-- START PAGE EXTRACT --

Know Your Cooking Oils 

Choosing a cooking oil can be confusing – here we examine the merits of some of the most popular varieties

By Tom Vandyck January 13, 2016

Most of us have at least a few bottles of cooking oil in our kitchen, but we may not always know what to do with them. Should you fry a steak in olive oil? Does peanut oil work for pastries? Is there anything you can’t do with canola oil?

If all the options confuse you, don’t worry. For the average home cook, there’s no need to own a wide array of cooking oils, according to Willie Loh, vice president of marketing development for Cargill’s fats and oils specialties business.

“Most people are perfectly fine with a couple basic oils,” he says. “You’ll want an all-purpose oil such as soybean, canola, corn or sunflower oil that you use for standard cooking or dressings. If you do a lot of shallow pan frying, go with something like a peanut oil. And then you’ll want an oil for seasoning, to put some flavor in your food.”

-- END PAGE EXTRACT --
-- START DATASET EXCERPT --

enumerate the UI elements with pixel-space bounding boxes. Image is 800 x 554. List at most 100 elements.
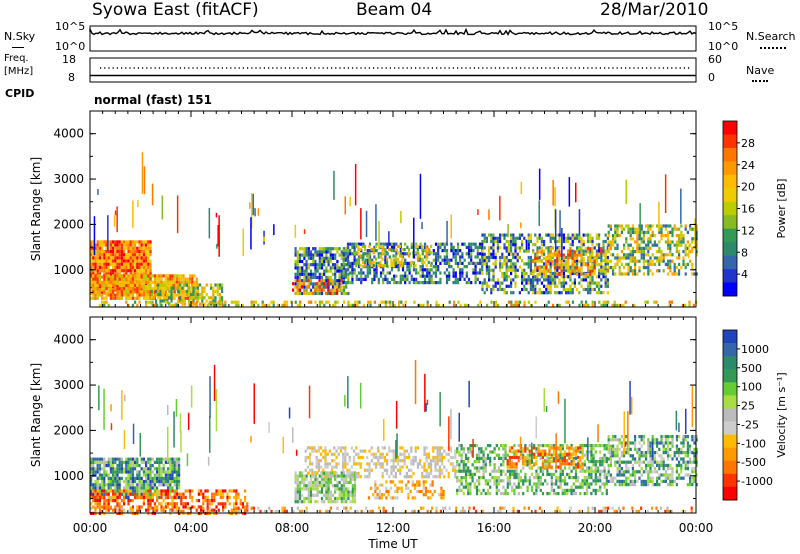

-- END DATASET EXCERPT --

### YOUR TASKS
1. Say whether each statement agrees with the cooking oils article, answering yes or no and quoting the deciding words: (a) The average home cook needs to own a wide array of cooking oils. (b) Peanut oil is suggested for people who do a lot of shallow pan frying. (c) Willie Loh works for Cargill.
2. Edit the cooking oils article: write out the part that opens with the words containing "Most of us have" and closes with "oils specialties business.", putting "pantry" in place of "kitchen".
The listing plays no part in this work.

### RESULTS OF THE EXERCISE
1.
(a) No: "For the average home cook, there’s no need to own a wide array of cooking oils"
(b) Yes: "If you do a lot of shallow pan frying, go with something like a peanut oil."
(c) Yes: "vice president of marketing development for Cargill’s fats and oils specialties business"

2.
Most of us have at least a few bottles of cooking oil in our pantry, but we may not always know what to do with them. Should you fry a steak in olive oil? Does peanut oil work for pastries? Is there anything you can’t do with canola oil?

If all the options confuse you, don’t worry. For the average home cook, there’s no need to own a wide array of cooking oils, according to Willie Loh, vice president of marketing development for Cargill’s fats and oils specialties business.